▶ [Extracted entries]
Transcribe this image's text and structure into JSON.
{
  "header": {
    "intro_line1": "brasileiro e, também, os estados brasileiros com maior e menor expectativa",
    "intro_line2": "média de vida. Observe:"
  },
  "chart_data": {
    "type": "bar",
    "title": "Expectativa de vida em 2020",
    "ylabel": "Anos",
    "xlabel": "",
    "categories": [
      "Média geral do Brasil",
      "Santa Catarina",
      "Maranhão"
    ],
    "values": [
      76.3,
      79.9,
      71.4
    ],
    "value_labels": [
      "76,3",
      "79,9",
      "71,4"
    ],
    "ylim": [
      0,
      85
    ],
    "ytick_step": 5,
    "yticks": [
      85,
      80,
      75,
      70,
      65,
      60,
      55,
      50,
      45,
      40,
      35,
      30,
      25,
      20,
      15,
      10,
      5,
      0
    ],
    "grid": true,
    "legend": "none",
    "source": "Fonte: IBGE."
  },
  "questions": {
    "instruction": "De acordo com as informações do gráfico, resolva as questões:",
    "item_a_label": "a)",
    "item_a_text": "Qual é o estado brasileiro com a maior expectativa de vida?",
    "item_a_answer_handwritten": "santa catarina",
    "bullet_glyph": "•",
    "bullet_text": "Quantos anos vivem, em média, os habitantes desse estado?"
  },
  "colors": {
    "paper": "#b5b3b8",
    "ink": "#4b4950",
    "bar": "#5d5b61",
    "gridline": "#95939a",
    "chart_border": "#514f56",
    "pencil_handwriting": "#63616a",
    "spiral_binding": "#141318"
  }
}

▶ [Goal of the exercise]
Extract all of the data exactly as written.

▶ [Exercise answer]
Transcribe this image's text and structure into JSON.
{
  "header": {
    "intro_line1": "brasileiro e, também, os estados brasileiros com maior e menor expectativa",
    "intro_line2": "média de vida. Observe:"
  },
  "chart_data": {
    "type": "bar",
    "title": "Expectativa de vida em 2020",
    "ylabel": "Anos",
    "xlabel": "",
    "categories": [
      "Média geral do Brasil",
      "Santa Catarina",
      "Maranhão"
    ],
    "values": [
      76.3,
      79.9,
      71.4
    ],
    "value_labels": [
      "76,3",
      "79,9",
      "71,4"
    ],
    "ylim": [
      0,
      85
    ],
    "ytick_step": 5,
    "yticks": [
      85,
      80,
      75,
      70,
      65,
      60,
      55,
      50,
      45,
      40,
      35,
      30,
      25,
      20,
      15,
      10,
      5,
      0
    ],
    "grid": true,
    "legend": "none",
    "source": "Fonte: IBGE."
  },
  "questions": {
    "instruction": "De acordo com as informações do gráfico, resolva as questões:",
    "item_a_label": "a)",
    "item_a_text": "Qual é o estado brasileiro com a maior expectativa de vida?",
    "item_a_answer_handwritten": "santa catarina",
    "bullet_glyph": "•",
    "bullet_text": "Quantos anos vivem, em média, os habitantes desse estado?"
  },
  "colors": {
    "paper": "#b5b3b8",
    "ink": "#4b4950",
    "bar": "#5d5b61",
    "gridline": "#95939a",
    "chart_border": "#514f56",
    "pencil_handwriting": "#63616a",
    "spiral_binding": "#141318"
  }
}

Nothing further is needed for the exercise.